### Task statement
Copy out each line of the data holding "said".

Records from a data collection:
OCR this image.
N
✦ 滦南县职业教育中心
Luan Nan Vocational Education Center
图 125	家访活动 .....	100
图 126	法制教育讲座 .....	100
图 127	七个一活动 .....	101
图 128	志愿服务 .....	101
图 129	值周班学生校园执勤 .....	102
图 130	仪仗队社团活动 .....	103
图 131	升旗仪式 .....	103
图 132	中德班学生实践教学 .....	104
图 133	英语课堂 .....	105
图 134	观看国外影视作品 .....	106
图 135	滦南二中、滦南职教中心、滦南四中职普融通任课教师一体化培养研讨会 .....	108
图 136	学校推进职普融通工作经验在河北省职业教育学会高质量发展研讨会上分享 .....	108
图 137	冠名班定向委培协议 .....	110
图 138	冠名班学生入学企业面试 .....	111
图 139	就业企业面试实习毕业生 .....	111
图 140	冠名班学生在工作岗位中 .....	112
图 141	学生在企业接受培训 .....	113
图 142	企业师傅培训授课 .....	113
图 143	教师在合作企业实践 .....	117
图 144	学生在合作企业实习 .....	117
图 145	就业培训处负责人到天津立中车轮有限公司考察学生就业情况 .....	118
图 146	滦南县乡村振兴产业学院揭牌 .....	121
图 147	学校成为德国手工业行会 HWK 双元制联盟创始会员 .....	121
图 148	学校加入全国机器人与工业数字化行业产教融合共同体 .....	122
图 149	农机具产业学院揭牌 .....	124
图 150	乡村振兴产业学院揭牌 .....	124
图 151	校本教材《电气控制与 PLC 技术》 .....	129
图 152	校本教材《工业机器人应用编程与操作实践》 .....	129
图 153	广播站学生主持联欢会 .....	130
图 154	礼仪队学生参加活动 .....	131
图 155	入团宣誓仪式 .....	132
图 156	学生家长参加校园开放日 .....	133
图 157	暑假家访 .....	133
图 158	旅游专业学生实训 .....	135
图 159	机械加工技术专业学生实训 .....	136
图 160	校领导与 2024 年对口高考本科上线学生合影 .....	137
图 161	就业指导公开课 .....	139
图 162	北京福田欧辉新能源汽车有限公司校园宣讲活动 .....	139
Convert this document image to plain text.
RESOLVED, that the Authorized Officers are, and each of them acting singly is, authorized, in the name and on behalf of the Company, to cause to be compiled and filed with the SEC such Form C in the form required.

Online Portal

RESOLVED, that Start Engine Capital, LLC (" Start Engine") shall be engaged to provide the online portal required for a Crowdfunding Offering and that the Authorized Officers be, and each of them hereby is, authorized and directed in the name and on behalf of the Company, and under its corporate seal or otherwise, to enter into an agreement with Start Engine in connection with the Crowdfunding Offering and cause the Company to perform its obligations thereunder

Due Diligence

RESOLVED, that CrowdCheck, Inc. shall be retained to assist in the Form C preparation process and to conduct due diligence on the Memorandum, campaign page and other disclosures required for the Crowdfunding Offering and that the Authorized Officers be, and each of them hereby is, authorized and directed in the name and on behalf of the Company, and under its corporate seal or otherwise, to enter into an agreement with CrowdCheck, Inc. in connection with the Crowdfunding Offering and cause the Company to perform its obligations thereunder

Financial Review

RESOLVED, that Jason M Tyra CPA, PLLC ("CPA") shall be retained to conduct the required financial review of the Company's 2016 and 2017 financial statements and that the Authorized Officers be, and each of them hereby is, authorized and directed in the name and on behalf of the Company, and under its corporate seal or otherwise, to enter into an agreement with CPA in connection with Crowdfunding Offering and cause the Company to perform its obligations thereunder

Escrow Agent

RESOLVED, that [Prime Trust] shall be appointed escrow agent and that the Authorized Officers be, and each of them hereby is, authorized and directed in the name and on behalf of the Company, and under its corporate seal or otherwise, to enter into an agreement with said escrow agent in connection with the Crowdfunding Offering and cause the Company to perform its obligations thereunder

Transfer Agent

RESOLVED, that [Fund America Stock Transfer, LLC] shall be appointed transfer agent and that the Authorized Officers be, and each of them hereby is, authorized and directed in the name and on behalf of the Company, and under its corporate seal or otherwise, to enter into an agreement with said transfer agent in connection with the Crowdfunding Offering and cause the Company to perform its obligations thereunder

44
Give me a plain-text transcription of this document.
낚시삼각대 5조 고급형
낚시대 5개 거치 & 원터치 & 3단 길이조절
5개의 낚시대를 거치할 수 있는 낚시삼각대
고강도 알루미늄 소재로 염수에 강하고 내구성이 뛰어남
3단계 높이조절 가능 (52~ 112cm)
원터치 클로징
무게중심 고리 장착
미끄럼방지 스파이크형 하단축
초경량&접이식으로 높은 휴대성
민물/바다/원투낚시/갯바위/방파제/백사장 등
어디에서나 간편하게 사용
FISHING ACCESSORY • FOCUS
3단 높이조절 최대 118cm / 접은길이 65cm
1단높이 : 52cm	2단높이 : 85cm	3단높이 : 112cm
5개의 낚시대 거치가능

### Task result
RESOLVED, that [Prime Trust] shall be appointed escrow agent and that the Authorized Officers be, and each of them hereby is, authorized and directed in the name and on behalf of the Company, and under its corporate seal or otherwise, to enter into an agreement with said escrow agent in connection with the Crowdfunding Offering and cause the Company to perform its obligations thereunder
RESOLVED, that [Fund America Stock Transfer, LLC] shall be appointed transfer agent and that the Authorized Officers be, and each of them hereby is, authorized and directed in the name and on behalf of the Company, and under its corporate seal or otherwise, to enter into an agreement with said transfer agent in connection with the Crowdfunding Offering and cause the Company to perform its obligations thereunder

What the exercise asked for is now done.